What needs to be done » Print all records exactly, leaving nothing out.
— Begin Entries supplied —
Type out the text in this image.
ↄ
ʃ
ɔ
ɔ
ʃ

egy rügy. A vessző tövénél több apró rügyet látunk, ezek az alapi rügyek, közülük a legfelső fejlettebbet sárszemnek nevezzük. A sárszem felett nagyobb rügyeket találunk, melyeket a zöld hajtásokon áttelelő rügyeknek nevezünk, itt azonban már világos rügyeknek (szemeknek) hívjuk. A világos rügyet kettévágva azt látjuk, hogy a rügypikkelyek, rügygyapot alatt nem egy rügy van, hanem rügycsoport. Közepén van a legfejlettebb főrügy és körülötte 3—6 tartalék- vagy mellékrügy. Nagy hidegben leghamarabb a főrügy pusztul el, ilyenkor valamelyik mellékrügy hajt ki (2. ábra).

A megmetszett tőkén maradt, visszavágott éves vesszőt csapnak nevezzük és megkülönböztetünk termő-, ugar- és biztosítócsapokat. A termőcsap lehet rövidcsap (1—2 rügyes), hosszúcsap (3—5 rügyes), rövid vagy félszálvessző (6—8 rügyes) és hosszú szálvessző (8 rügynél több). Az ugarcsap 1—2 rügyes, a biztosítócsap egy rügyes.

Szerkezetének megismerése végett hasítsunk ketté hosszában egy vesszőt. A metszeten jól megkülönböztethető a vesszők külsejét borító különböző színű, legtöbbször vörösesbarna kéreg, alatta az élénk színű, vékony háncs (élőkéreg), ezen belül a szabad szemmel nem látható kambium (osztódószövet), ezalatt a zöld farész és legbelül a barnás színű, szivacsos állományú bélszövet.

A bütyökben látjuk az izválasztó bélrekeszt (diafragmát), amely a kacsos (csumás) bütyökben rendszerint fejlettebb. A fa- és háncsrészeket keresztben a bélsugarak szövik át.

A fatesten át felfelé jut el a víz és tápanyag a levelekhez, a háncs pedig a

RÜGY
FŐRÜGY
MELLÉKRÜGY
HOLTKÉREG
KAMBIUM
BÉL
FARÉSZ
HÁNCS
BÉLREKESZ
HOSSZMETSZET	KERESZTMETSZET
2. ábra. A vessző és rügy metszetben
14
— End Entries supplied —
Output for this task »
Type out the text in this image.
ↄ
ʃ
ɔ
ɔ
ʃ

egy rügy. A vessző tövénél több apró rügyet látunk, ezek az alapi rügyek, közülük a legfelső fejlettebbet sárszemnek nevezzük. A sárszem felett nagyobb rügyeket találunk, melyeket a zöld hajtásokon áttelelő rügyeknek nevezünk, itt azonban már világos rügyeknek (szemeknek) hívjuk. A világos rügyet kettévágva azt látjuk, hogy a rügypikkelyek, rügygyapot alatt nem egy rügy van, hanem rügycsoport. Közepén van a legfejlettebb főrügy és körülötte 3—6 tartalék- vagy mellékrügy. Nagy hidegben leghamarabb a főrügy pusztul el, ilyenkor valamelyik mellékrügy hajt ki (2. ábra).

A megmetszett tőkén maradt, visszavágott éves vesszőt csapnak nevezzük és megkülönböztetünk termő-, ugar- és biztosítócsapokat. A termőcsap lehet rövidcsap (1—2 rügyes), hosszúcsap (3—5 rügyes), rövid vagy félszálvessző (6—8 rügyes) és hosszú szálvessző (8 rügynél több). Az ugarcsap 1—2 rügyes, a biztosítócsap egy rügyes.

Szerkezetének megismerése végett hasítsunk ketté hosszában egy vesszőt. A metszeten jól megkülönböztethető a vesszők külsejét borító különböző színű, legtöbbször vörösesbarna kéreg, alatta az élénk színű, vékony háncs (élőkéreg), ezen belül a szabad szemmel nem látható kambium (osztódószövet), ezalatt a zöld farész és legbelül a barnás színű, szivacsos állományú bélszövet.

A bütyökben látjuk az izválasztó bélrekeszt (diafragmát), amely a kacsos (csumás) bütyökben rendszerint fejlettebb. A fa- és háncsrészeket keresztben a bélsugarak szövik át.

A fatesten át felfelé jut el a víz és tápanyag a levelekhez, a háncs pedig a

RÜGY
FŐRÜGY
MELLÉKRÜGY
HOLTKÉREG
KAMBIUM
BÉL
FARÉSZ
HÁNCS
BÉLREKESZ
HOSSZMETSZET	KERESZTMETSZET
2. ábra. A vessző és rügy metszetben
14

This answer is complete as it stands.